§ **Entries taken from a collection**:
(begin)

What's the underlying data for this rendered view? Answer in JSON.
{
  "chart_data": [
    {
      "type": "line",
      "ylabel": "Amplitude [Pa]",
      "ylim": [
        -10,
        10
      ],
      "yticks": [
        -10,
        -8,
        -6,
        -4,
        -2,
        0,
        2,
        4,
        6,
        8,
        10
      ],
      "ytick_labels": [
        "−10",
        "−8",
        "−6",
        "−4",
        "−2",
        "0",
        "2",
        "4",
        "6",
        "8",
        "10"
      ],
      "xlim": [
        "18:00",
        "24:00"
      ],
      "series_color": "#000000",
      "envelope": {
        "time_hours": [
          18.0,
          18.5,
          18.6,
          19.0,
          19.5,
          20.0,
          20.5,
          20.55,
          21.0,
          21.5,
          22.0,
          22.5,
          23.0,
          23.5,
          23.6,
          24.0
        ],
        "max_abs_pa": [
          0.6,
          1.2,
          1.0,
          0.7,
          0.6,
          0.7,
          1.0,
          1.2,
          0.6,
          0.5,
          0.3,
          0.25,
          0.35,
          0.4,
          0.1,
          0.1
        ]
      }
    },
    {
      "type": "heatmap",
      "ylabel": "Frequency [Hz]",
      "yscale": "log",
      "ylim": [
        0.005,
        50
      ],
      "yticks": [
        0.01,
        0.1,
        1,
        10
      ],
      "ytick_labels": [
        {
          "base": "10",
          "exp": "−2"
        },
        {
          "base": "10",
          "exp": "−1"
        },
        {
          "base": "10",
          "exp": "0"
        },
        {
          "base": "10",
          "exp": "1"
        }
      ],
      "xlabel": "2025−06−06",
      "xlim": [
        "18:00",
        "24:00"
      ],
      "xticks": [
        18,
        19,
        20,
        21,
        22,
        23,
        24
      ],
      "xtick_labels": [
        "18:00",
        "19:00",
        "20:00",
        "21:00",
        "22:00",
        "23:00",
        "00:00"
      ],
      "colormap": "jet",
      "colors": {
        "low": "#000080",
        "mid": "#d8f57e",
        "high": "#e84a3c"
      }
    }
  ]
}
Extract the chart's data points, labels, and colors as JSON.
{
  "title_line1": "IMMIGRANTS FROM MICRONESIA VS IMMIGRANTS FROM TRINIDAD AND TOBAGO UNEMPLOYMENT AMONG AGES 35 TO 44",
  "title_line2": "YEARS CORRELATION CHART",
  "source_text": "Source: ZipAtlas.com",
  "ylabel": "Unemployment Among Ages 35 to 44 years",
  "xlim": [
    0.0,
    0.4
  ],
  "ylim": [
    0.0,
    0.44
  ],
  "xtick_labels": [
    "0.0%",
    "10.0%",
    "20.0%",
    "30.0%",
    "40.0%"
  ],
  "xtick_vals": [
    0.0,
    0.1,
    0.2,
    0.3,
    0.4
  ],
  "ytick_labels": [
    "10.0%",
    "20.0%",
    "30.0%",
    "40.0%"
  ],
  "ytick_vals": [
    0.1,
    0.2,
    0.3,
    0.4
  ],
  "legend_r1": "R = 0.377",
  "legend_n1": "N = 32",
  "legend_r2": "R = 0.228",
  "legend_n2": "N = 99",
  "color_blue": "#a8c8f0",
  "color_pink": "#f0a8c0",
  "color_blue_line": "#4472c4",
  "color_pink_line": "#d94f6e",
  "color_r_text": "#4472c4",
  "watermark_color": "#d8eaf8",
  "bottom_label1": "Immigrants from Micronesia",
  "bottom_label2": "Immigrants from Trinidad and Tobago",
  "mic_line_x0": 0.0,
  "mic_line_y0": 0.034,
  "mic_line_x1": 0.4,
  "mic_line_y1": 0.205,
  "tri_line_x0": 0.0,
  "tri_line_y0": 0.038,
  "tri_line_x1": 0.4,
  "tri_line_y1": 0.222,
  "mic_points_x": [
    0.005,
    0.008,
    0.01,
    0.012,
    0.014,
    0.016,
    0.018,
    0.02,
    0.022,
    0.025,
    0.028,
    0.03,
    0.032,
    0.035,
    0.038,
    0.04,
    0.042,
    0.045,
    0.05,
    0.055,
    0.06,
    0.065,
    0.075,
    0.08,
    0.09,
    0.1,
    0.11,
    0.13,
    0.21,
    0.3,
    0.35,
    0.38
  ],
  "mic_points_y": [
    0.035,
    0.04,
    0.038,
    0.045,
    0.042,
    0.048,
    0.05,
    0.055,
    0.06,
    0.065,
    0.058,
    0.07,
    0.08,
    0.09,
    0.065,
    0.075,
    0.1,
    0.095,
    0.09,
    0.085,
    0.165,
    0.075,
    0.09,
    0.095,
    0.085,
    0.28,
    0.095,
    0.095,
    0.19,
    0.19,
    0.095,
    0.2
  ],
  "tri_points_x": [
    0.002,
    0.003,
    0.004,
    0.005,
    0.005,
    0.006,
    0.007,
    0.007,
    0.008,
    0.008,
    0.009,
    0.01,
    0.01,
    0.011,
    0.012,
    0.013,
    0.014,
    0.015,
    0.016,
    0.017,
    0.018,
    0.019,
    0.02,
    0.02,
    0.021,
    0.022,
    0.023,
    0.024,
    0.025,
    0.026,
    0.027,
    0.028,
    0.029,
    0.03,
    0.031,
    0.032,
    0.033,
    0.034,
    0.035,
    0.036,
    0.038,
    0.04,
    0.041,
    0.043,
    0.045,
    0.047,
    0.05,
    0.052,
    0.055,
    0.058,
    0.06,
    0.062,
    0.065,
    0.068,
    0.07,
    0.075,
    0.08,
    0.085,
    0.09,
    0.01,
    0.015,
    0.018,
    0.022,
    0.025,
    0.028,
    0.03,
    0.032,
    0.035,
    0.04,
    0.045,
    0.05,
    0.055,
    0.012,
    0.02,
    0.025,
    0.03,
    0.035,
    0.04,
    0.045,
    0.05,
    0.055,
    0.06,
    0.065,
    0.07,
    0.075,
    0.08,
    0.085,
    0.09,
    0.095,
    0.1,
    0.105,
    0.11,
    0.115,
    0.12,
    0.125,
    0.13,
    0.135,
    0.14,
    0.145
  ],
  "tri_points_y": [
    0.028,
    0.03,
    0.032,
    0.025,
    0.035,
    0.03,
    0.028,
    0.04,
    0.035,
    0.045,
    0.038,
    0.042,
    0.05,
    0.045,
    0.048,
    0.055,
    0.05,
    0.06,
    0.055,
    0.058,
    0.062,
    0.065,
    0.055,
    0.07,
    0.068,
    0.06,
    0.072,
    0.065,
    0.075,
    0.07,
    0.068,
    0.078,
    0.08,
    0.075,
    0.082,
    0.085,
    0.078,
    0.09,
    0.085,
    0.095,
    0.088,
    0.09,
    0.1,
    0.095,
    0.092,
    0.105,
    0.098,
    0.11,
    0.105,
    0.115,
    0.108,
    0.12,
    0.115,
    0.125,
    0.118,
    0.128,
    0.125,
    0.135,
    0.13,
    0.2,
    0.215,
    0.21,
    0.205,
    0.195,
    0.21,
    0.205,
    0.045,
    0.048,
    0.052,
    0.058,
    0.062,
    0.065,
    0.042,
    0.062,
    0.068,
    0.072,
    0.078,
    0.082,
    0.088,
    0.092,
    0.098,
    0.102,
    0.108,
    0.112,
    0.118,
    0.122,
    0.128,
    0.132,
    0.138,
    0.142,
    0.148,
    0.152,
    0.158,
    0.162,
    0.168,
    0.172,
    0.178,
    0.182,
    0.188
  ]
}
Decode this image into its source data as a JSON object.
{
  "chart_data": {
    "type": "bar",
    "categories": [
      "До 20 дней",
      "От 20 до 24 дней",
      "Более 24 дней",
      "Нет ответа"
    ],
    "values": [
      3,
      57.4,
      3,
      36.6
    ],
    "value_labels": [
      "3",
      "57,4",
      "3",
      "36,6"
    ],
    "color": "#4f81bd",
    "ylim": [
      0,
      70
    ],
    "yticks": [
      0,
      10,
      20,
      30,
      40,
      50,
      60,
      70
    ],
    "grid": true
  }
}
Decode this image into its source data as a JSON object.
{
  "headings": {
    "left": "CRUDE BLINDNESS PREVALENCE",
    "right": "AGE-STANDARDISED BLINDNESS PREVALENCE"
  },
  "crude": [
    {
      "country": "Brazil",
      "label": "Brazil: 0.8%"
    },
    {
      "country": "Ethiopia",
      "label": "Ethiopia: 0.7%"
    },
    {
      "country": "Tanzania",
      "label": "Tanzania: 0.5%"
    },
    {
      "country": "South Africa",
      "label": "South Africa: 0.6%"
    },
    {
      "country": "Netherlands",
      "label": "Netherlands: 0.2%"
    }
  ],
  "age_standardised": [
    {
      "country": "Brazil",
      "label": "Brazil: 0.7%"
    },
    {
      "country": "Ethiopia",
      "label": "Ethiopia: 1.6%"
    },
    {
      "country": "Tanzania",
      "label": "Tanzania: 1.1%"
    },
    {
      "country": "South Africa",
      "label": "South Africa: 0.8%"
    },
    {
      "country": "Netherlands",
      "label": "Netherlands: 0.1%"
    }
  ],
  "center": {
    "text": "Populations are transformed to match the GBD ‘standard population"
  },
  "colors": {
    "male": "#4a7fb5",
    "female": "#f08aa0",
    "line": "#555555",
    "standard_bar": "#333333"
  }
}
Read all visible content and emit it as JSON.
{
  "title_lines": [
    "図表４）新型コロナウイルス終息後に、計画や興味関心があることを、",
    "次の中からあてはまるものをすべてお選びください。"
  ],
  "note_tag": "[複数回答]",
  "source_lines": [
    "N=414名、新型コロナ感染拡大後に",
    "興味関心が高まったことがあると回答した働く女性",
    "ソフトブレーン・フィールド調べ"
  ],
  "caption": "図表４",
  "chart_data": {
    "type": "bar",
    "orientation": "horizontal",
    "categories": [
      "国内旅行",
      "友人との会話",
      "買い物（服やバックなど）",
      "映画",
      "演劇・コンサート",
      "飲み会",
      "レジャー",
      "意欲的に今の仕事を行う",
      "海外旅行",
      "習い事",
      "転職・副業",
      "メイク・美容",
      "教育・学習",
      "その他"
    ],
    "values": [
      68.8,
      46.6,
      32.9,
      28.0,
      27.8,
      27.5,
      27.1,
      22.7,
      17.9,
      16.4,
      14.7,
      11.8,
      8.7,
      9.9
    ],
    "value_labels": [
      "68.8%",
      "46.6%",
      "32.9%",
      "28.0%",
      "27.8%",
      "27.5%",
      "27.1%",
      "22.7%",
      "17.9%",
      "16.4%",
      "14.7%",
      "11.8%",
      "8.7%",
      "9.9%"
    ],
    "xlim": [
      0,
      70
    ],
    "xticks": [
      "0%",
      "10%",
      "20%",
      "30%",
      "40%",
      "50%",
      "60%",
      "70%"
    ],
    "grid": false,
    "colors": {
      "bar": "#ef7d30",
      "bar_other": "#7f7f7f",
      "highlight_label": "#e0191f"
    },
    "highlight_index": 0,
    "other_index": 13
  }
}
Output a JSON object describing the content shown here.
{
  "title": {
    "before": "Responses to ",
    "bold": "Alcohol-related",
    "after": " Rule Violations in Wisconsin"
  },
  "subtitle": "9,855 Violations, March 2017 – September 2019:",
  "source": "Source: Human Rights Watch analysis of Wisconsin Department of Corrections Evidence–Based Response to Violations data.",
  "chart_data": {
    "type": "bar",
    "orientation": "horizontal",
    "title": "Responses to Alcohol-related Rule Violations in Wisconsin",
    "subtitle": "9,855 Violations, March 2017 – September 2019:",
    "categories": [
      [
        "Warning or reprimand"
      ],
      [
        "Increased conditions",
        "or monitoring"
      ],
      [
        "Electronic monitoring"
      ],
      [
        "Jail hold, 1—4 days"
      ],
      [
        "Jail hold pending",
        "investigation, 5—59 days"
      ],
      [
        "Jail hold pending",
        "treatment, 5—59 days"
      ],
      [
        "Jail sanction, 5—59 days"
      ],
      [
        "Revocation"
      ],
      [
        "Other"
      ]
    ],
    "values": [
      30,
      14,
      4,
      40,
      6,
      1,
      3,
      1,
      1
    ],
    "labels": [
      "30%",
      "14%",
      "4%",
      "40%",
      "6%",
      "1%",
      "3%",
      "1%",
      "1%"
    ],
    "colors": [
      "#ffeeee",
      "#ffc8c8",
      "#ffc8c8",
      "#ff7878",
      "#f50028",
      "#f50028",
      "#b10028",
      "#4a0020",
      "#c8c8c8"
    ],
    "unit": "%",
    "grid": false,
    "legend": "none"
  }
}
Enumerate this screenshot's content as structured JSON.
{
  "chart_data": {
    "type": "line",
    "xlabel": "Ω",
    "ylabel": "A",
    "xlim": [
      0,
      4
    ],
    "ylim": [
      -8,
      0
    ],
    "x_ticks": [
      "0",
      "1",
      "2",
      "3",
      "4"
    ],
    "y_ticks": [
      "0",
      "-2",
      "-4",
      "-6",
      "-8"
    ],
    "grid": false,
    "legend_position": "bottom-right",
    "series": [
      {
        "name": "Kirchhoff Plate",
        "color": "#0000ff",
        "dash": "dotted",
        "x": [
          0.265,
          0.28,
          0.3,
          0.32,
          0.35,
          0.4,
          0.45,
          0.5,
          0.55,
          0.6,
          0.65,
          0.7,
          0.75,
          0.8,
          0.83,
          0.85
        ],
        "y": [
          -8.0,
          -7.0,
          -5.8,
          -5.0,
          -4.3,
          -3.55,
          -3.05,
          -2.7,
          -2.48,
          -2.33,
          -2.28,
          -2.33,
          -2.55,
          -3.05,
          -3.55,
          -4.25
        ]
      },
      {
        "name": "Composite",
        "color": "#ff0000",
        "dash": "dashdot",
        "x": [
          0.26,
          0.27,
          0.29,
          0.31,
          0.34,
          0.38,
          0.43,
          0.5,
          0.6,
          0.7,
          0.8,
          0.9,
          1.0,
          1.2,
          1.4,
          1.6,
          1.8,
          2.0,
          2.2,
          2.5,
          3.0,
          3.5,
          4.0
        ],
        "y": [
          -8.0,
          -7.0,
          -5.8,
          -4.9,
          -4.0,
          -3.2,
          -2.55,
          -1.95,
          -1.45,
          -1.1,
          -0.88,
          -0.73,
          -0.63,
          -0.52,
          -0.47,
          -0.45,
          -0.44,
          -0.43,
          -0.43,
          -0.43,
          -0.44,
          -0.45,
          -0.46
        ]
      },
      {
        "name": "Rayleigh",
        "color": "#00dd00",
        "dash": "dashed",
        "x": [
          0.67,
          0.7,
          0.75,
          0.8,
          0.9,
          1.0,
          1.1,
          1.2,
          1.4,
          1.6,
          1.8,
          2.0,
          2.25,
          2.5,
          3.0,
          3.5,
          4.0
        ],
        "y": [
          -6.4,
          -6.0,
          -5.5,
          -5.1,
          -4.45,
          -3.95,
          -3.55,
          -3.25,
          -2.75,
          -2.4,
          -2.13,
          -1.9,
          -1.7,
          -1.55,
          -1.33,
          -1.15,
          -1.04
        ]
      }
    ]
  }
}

(end)

Identify the lines above with the word "Netherlands". Copy them.

§ **Result of the task**:
      "country": "Netherlands",
      "label": "Netherlands: 0.2%"
      "country": "Netherlands",
      "label": "Netherlands: 0.1%"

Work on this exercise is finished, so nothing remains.